== EXERCISE DESCRIPTION ==
Give back the records below exactly, every one, with no pictures.

________________________

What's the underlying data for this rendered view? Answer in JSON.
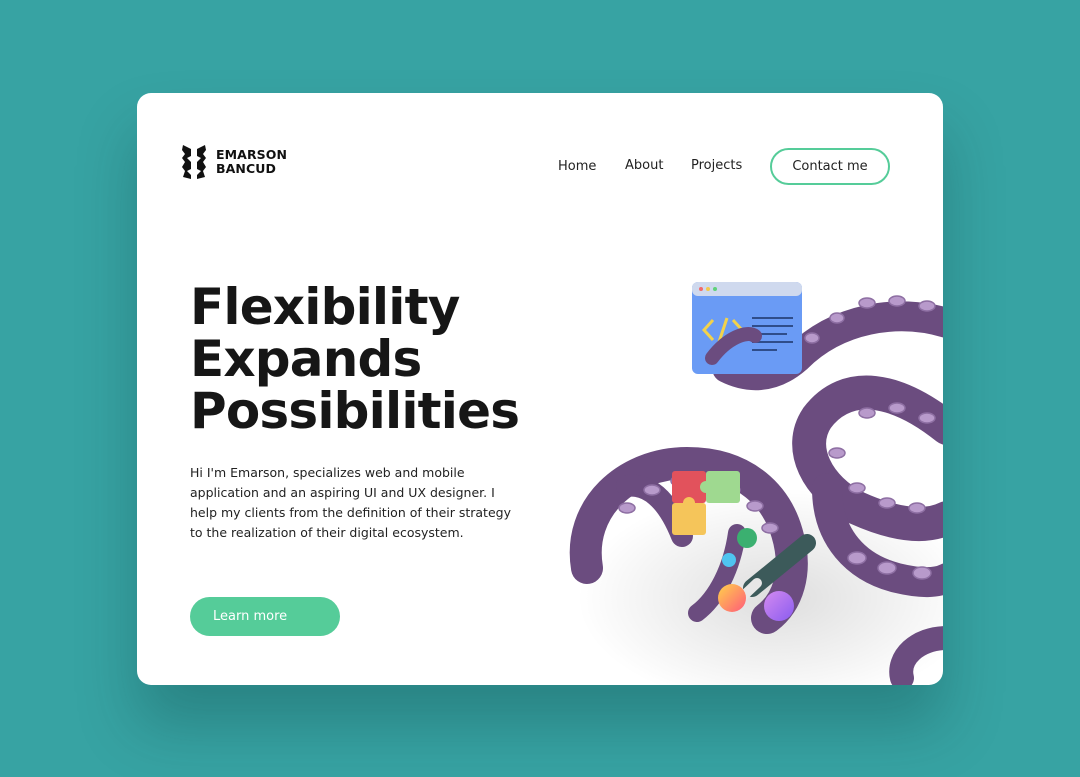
{
  "brand": {
    "line1": "EMARSON",
    "line2": "BANCUD"
  },
  "nav": {
    "home": "Home",
    "about": "About",
    "projects": "Projects",
    "contact": "Contact me"
  },
  "hero": {
    "headline": [
      "Flexibility",
      "Expands",
      "Possibilities"
    ],
    "description": "Hi I'm Emarson, specializes web and mobile application and an aspiring UI and UX designer. I help my clients from the definition of their strategy to the realization of their digital ecosystem.",
    "cta": "Learn more"
  },
  "icons": {
    "logo": "brand-logo-icon",
    "illustration": "octopus-illustration",
    "code": "code-window-icon",
    "puzzle": "puzzle-icon",
    "brush": "paint-brush-icon"
  },
  "colors": {
    "background": "#37a3a3",
    "accent": "#55cc99",
    "octopus": "#6b4c7f",
    "card": "#ffffff",
    "text": "#161616"
  }
}
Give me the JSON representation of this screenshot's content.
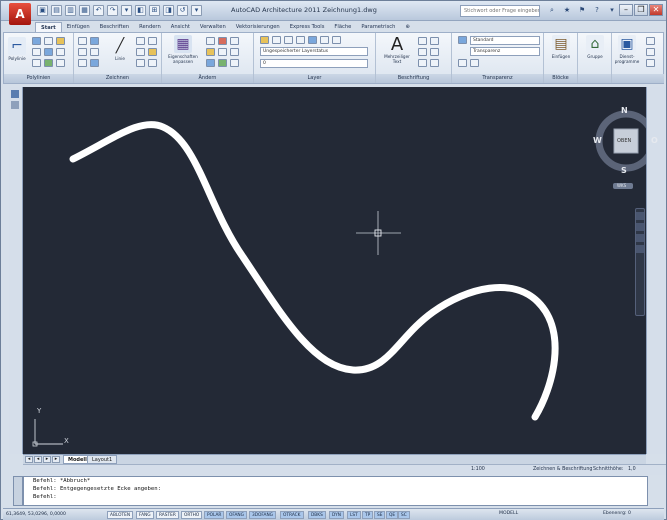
{
  "window": {
    "title": "AutoCAD Architecture 2011  Zeichnung1.dwg",
    "help_search_placeholder": "Stichwort oder Frage eingeben",
    "controls": [
      "–",
      "❐",
      "✕"
    ]
  },
  "app_button": "A",
  "quick_access": [
    "▣",
    "▤",
    "▥",
    "▦",
    "↶",
    "↷",
    "▾",
    "◧",
    "⊞",
    "◨",
    "↺",
    "▾"
  ],
  "help_icons": [
    "⌕",
    "★",
    "⚑",
    "?",
    "▾"
  ],
  "tabs": [
    "Start",
    "Einfügen",
    "Beschriften",
    "Rendern",
    "Ansicht",
    "Verwalten",
    "Vektorisierungen",
    "Express Tools",
    "Fläche",
    "Parametrisch",
    "⊕"
  ],
  "ribbon": {
    "panels": {
      "pobjekte": "Polylinien",
      "zeichnen": "Zeichnen",
      "aendern": "Ändern",
      "layer": "Layer",
      "beschriftung": "Beschriftung",
      "textgruppe": "Transparenz",
      "bloecke": "Blöcke",
      "eigenschaften": "",
      "dienst": ""
    },
    "big_tools": {
      "polyline": "Polylinie",
      "linie": "Linie",
      "eigenschaften": "Eigenschaften anpassen",
      "text": "Mehrzeiliger Text",
      "einfuegen": "Einfügen",
      "gruppe": "Gruppe",
      "dienst": "Dienst-programme"
    },
    "combos": {
      "layer_state": "Ungespeicherter Layerstatus",
      "layer_current": "0",
      "text_style": "Standard",
      "transparency": "Transparenz"
    }
  },
  "canvas": {
    "background": "#232936",
    "curve_color": "#ffffff",
    "viewcube": {
      "face": "OBEN",
      "north": "N",
      "south": "S",
      "east": "O",
      "west": "W",
      "wcs": "WKS"
    },
    "ucs": {
      "x": "X",
      "y": "Y"
    }
  },
  "layout_tabs": [
    {
      "label": "Modell",
      "active": true
    },
    {
      "label": "Layout1",
      "active": false
    }
  ],
  "layout_nav": [
    "◂",
    "◂",
    "▸",
    "▸"
  ],
  "annotation": {
    "scale_label": "1:100",
    "scale_value": "1:100",
    "workspace": "Zeichnen & Beschriftung",
    "cut_label": "Schnitthöhe:",
    "cut_value": "1,0"
  },
  "command": {
    "lines": [
      "Befehl: *Abbruch*",
      "Befehl: Entgegengesetzte Ecke angeben:",
      "Befehl:"
    ]
  },
  "statusbar": {
    "coords": "61,3649, 53,0296, 0,0000",
    "toggles": [
      {
        "label": "ABLOTEN",
        "on": false
      },
      {
        "label": "FANG",
        "on": false
      },
      {
        "label": "RASTER",
        "on": false
      },
      {
        "label": "ORTHO",
        "on": false
      },
      {
        "label": "POLAR",
        "on": true
      },
      {
        "label": "OFANG",
        "on": true
      },
      {
        "label": "3DOFANG",
        "on": true
      },
      {
        "label": "OTRACK",
        "on": true
      },
      {
        "label": "DBKS",
        "on": true
      },
      {
        "label": "DYN",
        "on": true
      },
      {
        "label": "LST",
        "on": true
      },
      {
        "label": "TP",
        "on": true
      },
      {
        "label": "SE",
        "on": true
      },
      {
        "label": "QE",
        "on": true
      },
      {
        "label": "SC",
        "on": true
      }
    ],
    "model": "MODELL",
    "drawing_label": "Ebenenrg: 0"
  }
}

________________________

== RESULT ==
What's the underlying data for this rendered view? Answer in JSON.
{
  "brand": {
    "line1": "EMARSON",
    "line2": "BANCUD"
  },
  "nav": {
    "home": "Home",
    "about": "About",
    "projects": "Projects",
    "contact": "Contact me"
  },
  "hero": {
    "headline": [
      "Flexibility",
      "Expands",
      "Possibilities"
    ],
    "description": "Hi I'm Emarson, specializes web and mobile application and an aspiring UI and UX designer. I help my clients from the definition of their strategy to the realization of their digital ecosystem.",
    "cta": "Learn more"
  },
  "icons": {
    "logo": "brand-logo-icon",
    "illustration": "octopus-illustration",
    "code": "code-window-icon",
    "puzzle": "puzzle-icon",
    "brush": "paint-brush-icon"
  },
  "colors": {
    "background": "#37a3a3",
    "accent": "#55cc99",
    "octopus": "#6b4c7f",
    "card": "#ffffff",
    "text": "#161616"
  }
}
Give me the JSON representation of this screenshot's content.
{
  "window": {
    "title": "AutoCAD Architecture 2011  Zeichnung1.dwg",
    "help_search_placeholder": "Stichwort oder Frage eingeben",
    "controls": [
      "–",
      "❐",
      "✕"
    ]
  },
  "app_button": "A",
  "quick_access": [
    "▣",
    "▤",
    "▥",
    "▦",
    "↶",
    "↷",
    "▾",
    "◧",
    "⊞",
    "◨",
    "↺",
    "▾"
  ],
  "help_icons": [
    "⌕",
    "★",
    "⚑",
    "?",
    "▾"
  ],
  "tabs": [
    "Start",
    "Einfügen",
    "Beschriften",
    "Rendern",
    "Ansicht",
    "Verwalten",
    "Vektorisierungen",
    "Express Tools",
    "Fläche",
    "Parametrisch",
    "⊕"
  ],
  "ribbon": {
    "panels": {
      "pobjekte": "Polylinien",
      "zeichnen": "Zeichnen",
      "aendern": "Ändern",
      "layer": "Layer",
      "beschriftung": "Beschriftung",
      "textgruppe": "Transparenz",
      "bloecke": "Blöcke",
      "eigenschaften": "",
      "dienst": ""
    },
    "big_tools": {
      "polyline": "Polylinie",
      "linie": "Linie",
      "eigenschaften": "Eigenschaften anpassen",
      "text": "Mehrzeiliger Text",
      "einfuegen": "Einfügen",
      "gruppe": "Gruppe",
      "dienst": "Dienst-programme"
    },
    "combos": {
      "layer_state": "Ungespeicherter Layerstatus",
      "layer_current": "0",
      "text_style": "Standard",
      "transparency": "Transparenz"
    }
  },
  "canvas": {
    "background": "#232936",
    "curve_color": "#ffffff",
    "viewcube": {
      "face": "OBEN",
      "north": "N",
      "south": "S",
      "east": "O",
      "west": "W",
      "wcs": "WKS"
    },
    "ucs": {
      "x": "X",
      "y": "Y"
    }
  },
  "layout_tabs": [
    {
      "label": "Modell",
      "active": true
    },
    {
      "label": "Layout1",
      "active": false
    }
  ],
  "layout_nav": [
    "◂",
    "◂",
    "▸",
    "▸"
  ],
  "annotation": {
    "scale_label": "1:100",
    "scale_value": "1:100",
    "workspace": "Zeichnen & Beschriftung",
    "cut_label": "Schnitthöhe:",
    "cut_value": "1,0"
  },
  "command": {
    "lines": [
      "Befehl: *Abbruch*",
      "Befehl: Entgegengesetzte Ecke angeben:",
      "Befehl:"
    ]
  },
  "statusbar": {
    "coords": "61,3649, 53,0296, 0,0000",
    "toggles": [
      {
        "label": "ABLOTEN",
        "on": false
      },
      {
        "label": "FANG",
        "on": false
      },
      {
        "label": "RASTER",
        "on": false
      },
      {
        "label": "ORTHO",
        "on": false
      },
      {
        "label": "POLAR",
        "on": true
      },
      {
        "label": "OFANG",
        "on": true
      },
      {
        "label": "3DOFANG",
        "on": true
      },
      {
        "label": "OTRACK",
        "on": true
      },
      {
        "label": "DBKS",
        "on": true
      },
      {
        "label": "DYN",
        "on": true
      },
      {
        "label": "LST",
        "on": true
      },
      {
        "label": "TP",
        "on": true
      },
      {
        "label": "SE",
        "on": true
      },
      {
        "label": "QE",
        "on": true
      },
      {
        "label": "SC",
        "on": true
      }
    ],
    "model": "MODELL",
    "drawing_label": "Ebenenrg: 0"
  }
}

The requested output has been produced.